* _Instruction_
Print the entries verbatim, leaving out the images they contain.

* _Entries provided_

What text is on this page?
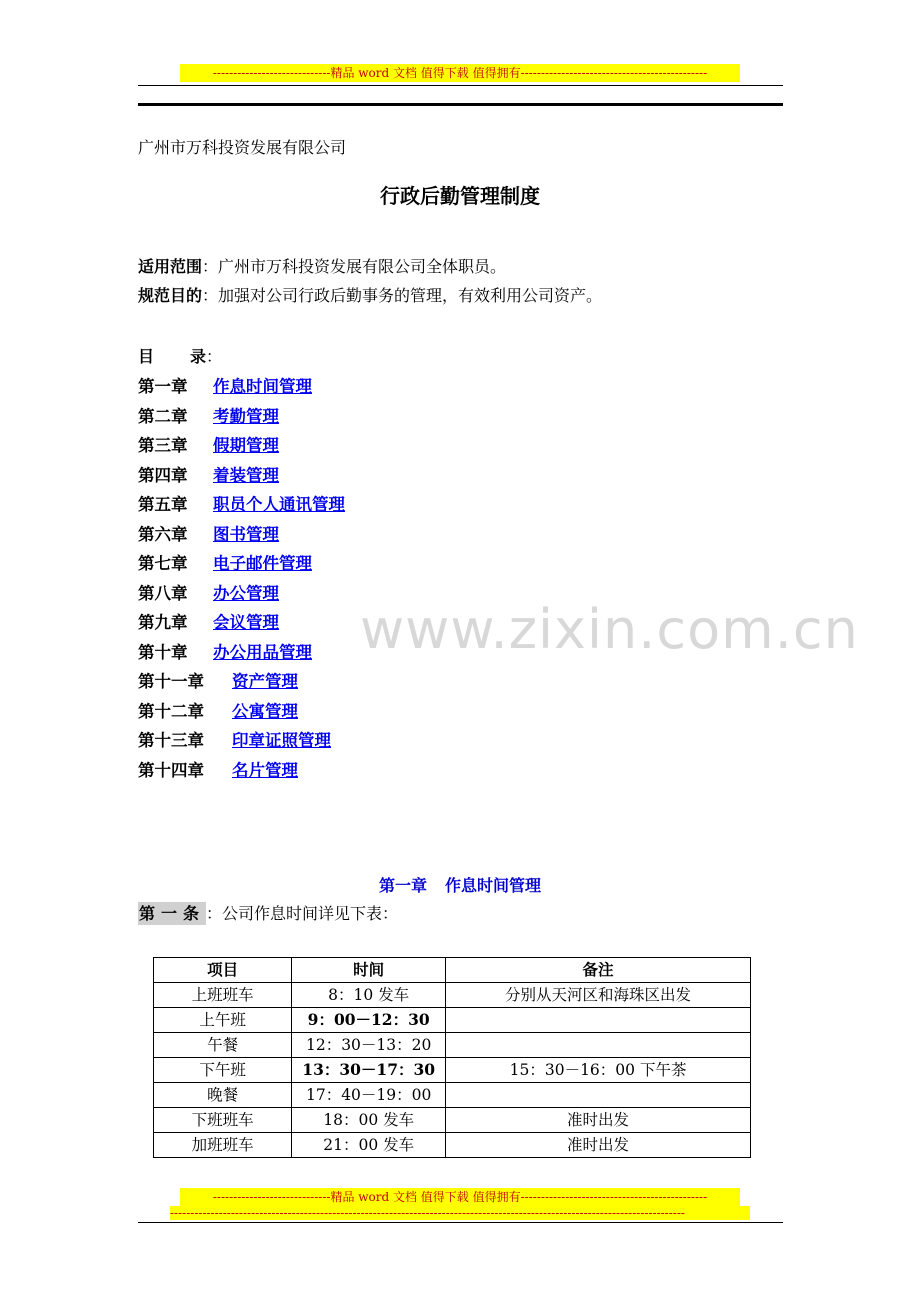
-----------------------------精品 word 文档 值得下载 值得拥有----------------------------------------------
广州市万科投资发展有限公司
行政后勤管理制度
适用范围：广州市万科投资发展有限公司全体职员。
规范目的：加强对公司行政后勤事务的管理，有效利用公司资产。
目 录：
第一章 作息时间管理
第二章 考勤管理
第三章 假期管理
第四章 着装管理
第五章 职员个人通讯管理
第六章 图书管理
第七章 电子邮件管理
第八章 办公管理
第九章 会议管理
第十章 办公用品管理
第十一章 资产管理
第十二章 公寓管理
第十三章 印章证照管理
第十四章 名片管理
www.zixin.com.cn
第一章 作息时间管理
第一条：公司作息时间详见下表：
项目	时间	备注
上班班车	8：10 发车	分别从天河区和海珠区出发
上午班	9：00－12：30	
午餐	12：30－13：20	
下午班	13：30－17：30	15：30－16：00 下午茶
晚餐	17：40－19：00	
下班班车	18：00 发车	准时出发
加班班车	21：00 发车	准时出发
-----------------------------精品 word 文档 值得下载 值得拥有----------------------------------------------
-------------------------------------------------------------------------------------------------------------------------------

* _Output of the task_
What text is on this page?
-----------------------------精品 word 文档 值得下载 值得拥有----------------------------------------------
广州市万科投资发展有限公司
行政后勤管理制度
适用范围：广州市万科投资发展有限公司全体职员。
规范目的：加强对公司行政后勤事务的管理，有效利用公司资产。
目 录：
第一章 作息时间管理
第二章 考勤管理
第三章 假期管理
第四章 着装管理
第五章 职员个人通讯管理
第六章 图书管理
第七章 电子邮件管理
第八章 办公管理
第九章 会议管理
第十章 办公用品管理
第十一章 资产管理
第十二章 公寓管理
第十三章 印章证照管理
第十四章 名片管理
www.zixin.com.cn
第一章 作息时间管理
第一条：公司作息时间详见下表：
项目	时间	备注
上班班车	8：10 发车	分别从天河区和海珠区出发
上午班	9：00－12：30	
午餐	12：30－13：20	
下午班	13：30－17：30	15：30－16：00 下午茶
晚餐	17：40－19：00	
下班班车	18：00 发车	准时出发
加班班车	21：00 发车	准时出发
-----------------------------精品 word 文档 值得下载 值得拥有----------------------------------------------
-------------------------------------------------------------------------------------------------------------------------------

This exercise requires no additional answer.